### [Directions]
Pick out the lines below that contain the string "химических" and copy them all.

(Items from a data source)
[Start]
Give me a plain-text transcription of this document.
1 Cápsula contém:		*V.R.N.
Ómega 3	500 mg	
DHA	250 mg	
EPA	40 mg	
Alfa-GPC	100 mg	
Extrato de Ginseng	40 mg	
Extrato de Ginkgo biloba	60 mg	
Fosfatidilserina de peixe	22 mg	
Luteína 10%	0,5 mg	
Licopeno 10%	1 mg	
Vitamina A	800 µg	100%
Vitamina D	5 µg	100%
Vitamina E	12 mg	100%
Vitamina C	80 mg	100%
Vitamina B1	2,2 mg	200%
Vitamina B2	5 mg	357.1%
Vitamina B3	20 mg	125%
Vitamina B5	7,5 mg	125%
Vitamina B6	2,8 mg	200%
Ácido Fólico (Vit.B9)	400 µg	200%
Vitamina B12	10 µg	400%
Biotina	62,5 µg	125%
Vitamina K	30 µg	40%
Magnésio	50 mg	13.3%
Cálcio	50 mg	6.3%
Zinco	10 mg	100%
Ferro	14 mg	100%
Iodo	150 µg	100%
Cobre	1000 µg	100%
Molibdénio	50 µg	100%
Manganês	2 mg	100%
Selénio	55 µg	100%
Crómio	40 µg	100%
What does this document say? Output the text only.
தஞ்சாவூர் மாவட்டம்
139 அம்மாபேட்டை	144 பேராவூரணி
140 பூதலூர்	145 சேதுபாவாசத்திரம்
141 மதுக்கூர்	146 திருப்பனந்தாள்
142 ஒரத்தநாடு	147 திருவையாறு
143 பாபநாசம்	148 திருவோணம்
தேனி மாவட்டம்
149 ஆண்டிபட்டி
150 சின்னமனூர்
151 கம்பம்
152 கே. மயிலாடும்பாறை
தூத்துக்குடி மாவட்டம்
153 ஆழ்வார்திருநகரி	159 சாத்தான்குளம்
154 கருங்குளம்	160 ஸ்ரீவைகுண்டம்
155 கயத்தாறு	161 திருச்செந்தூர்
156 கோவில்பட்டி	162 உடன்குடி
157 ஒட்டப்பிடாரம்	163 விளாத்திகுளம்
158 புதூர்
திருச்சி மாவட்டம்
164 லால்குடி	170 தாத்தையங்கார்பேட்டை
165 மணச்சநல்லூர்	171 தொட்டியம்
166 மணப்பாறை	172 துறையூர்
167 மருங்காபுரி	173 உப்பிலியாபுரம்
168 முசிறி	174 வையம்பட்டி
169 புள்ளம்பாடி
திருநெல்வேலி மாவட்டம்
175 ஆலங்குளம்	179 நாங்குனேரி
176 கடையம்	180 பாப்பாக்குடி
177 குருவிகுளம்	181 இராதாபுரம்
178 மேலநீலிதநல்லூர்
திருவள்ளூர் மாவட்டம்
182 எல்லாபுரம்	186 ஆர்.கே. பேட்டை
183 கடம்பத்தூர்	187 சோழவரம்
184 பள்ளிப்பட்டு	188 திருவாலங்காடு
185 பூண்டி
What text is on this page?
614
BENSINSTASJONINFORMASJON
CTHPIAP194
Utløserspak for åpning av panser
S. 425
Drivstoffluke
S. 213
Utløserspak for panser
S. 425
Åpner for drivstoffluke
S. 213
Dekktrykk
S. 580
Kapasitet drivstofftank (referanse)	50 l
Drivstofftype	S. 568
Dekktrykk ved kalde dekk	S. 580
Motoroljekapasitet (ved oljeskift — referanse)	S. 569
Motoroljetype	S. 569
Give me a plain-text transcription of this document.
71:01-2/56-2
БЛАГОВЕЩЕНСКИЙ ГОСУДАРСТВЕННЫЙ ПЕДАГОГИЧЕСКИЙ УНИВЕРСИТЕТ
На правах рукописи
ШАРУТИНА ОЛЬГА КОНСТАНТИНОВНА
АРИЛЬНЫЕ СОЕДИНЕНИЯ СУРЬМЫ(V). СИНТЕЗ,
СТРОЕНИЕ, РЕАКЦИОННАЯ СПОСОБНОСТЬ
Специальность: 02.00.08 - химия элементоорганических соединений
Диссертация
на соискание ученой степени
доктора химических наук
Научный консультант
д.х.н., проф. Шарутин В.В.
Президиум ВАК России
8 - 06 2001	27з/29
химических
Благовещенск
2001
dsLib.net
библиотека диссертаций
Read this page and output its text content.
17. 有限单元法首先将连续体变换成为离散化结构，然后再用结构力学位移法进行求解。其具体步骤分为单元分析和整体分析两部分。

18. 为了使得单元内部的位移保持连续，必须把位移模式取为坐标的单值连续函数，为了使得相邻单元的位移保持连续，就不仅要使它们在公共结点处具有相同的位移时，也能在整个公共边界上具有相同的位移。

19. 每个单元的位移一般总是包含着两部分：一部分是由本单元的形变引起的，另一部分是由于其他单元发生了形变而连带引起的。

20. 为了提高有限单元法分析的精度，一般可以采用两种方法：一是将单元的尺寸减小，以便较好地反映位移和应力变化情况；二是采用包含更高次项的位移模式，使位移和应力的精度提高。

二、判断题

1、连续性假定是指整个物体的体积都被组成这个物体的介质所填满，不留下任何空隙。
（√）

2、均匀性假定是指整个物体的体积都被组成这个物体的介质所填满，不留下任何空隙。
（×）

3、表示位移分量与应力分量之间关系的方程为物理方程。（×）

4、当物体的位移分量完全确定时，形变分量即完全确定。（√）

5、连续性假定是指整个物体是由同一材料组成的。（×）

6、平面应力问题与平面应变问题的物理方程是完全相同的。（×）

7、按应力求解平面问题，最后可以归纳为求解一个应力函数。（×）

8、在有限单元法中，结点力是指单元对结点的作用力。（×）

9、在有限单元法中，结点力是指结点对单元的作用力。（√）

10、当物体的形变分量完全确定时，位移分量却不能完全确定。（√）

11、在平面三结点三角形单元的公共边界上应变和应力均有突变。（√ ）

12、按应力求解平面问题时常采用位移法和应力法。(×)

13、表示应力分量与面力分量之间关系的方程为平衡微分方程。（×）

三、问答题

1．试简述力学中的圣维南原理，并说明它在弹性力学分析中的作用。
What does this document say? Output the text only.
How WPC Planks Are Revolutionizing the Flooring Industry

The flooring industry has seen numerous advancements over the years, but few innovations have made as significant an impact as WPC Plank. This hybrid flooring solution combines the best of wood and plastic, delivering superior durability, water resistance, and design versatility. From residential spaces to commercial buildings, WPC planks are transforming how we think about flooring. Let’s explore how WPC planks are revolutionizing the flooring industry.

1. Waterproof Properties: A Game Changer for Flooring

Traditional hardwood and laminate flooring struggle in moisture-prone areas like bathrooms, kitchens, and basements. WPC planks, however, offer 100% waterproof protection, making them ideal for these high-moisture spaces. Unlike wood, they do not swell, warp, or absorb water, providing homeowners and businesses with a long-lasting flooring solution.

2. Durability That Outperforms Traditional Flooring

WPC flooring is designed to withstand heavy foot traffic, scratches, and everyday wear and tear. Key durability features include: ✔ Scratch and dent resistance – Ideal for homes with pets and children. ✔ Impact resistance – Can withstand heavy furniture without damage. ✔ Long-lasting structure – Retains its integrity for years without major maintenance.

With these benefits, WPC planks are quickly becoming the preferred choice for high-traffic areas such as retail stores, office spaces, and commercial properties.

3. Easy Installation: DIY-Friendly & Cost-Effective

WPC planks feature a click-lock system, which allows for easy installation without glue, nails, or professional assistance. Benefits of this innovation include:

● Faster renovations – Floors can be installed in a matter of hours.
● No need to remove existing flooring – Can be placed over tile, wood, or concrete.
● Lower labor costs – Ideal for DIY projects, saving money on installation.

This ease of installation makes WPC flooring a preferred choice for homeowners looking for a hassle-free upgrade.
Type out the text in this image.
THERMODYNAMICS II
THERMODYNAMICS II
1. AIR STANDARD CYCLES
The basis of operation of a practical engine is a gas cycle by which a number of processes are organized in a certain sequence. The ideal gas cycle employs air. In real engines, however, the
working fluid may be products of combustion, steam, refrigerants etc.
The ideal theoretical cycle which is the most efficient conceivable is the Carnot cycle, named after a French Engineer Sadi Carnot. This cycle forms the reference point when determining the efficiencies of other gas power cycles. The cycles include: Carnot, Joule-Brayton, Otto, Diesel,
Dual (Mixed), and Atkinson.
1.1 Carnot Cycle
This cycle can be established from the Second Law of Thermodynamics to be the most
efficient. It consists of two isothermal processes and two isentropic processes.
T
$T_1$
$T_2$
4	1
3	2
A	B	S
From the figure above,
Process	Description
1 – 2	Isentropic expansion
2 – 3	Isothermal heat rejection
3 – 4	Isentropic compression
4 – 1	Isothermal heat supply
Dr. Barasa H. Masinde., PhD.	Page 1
[End]
### [The response]
доктора химических наук
химических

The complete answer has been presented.